> REQUIREMENTS
Report each line of the data that has "Prerequisites" somewhere in it.

> GIVEN RECORDS
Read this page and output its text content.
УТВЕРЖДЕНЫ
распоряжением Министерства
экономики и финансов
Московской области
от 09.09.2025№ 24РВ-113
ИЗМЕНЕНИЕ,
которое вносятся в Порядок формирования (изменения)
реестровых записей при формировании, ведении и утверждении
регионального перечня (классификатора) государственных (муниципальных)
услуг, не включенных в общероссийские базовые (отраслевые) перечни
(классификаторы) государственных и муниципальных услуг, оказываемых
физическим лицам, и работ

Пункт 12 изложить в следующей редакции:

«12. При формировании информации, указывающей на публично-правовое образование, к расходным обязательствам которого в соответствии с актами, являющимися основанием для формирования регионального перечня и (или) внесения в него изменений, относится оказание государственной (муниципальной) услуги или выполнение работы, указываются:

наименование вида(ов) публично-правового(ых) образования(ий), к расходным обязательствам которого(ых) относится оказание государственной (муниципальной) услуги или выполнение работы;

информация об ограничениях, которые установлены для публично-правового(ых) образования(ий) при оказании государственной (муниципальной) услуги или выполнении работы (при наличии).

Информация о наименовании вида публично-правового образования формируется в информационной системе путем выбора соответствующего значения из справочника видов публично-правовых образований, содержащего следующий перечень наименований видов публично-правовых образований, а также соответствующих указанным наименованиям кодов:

==

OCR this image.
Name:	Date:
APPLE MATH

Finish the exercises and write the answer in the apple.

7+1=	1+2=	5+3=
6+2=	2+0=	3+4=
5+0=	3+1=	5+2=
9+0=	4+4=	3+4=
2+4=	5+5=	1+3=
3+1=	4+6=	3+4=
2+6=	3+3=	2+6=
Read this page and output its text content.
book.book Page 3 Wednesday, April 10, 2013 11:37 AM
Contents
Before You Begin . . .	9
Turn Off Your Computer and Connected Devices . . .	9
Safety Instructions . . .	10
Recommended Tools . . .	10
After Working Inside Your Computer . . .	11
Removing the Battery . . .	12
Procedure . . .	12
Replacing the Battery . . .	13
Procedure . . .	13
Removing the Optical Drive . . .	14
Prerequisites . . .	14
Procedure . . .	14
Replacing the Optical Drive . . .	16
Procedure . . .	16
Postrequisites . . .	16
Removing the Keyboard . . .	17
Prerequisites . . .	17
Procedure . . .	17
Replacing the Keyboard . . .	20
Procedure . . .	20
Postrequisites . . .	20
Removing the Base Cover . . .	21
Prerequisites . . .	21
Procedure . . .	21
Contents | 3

==

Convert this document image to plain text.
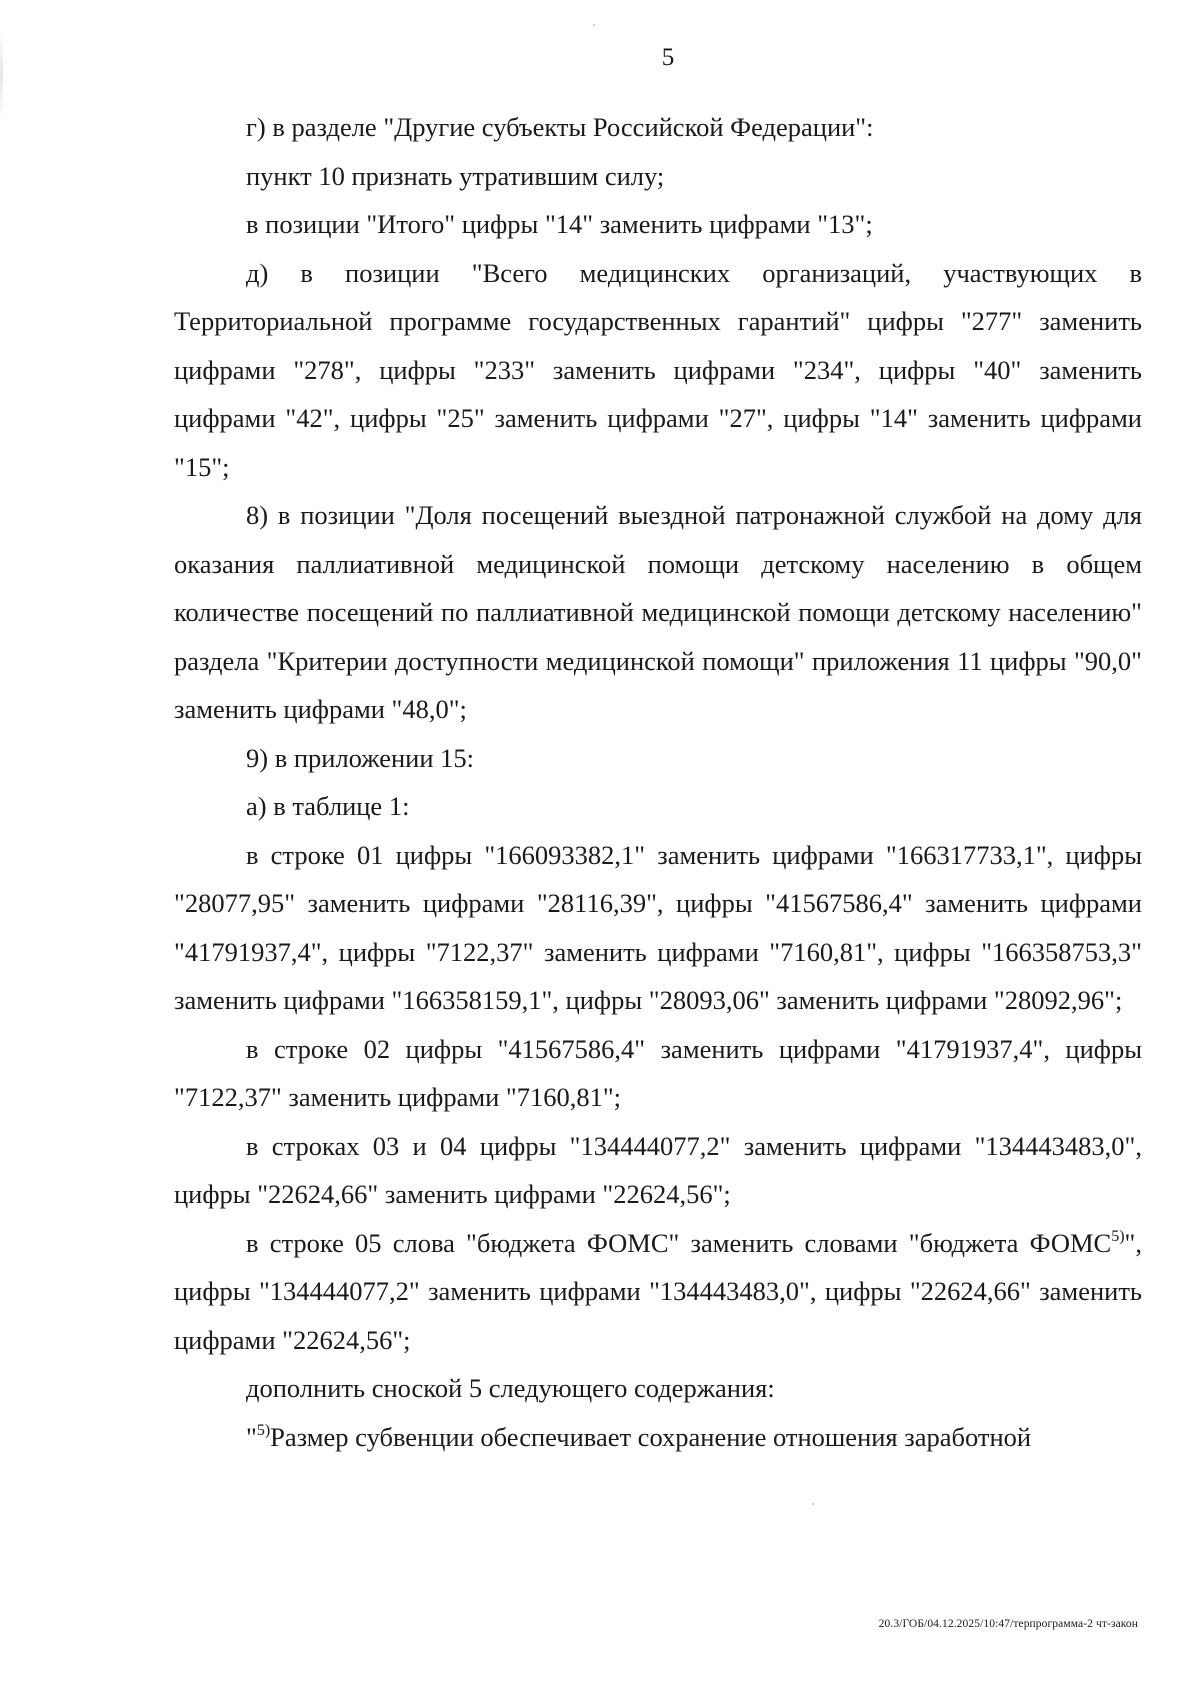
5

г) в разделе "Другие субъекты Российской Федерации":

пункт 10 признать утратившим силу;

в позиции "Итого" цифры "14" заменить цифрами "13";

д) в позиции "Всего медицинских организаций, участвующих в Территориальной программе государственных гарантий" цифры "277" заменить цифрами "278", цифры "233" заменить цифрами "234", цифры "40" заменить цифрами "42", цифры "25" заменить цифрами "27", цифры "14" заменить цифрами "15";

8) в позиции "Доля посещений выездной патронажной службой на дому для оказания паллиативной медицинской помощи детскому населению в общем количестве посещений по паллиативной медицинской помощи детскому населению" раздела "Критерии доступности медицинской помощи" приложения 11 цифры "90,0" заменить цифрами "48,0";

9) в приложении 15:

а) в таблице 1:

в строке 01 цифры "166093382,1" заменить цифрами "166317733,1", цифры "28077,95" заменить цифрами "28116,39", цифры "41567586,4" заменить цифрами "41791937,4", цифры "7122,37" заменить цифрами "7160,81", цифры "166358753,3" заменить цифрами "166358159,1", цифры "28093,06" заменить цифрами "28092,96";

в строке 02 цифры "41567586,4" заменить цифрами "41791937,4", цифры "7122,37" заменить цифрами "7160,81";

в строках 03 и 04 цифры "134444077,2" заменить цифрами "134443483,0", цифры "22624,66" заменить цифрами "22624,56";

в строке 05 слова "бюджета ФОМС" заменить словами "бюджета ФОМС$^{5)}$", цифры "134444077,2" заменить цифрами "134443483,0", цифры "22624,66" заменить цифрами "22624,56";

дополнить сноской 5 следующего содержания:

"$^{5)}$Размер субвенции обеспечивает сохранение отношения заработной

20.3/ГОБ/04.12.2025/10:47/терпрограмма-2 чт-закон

> THE RESPONSE
Prerequisites . . .	14
Prerequisites . . .	17
Prerequisites . . .	21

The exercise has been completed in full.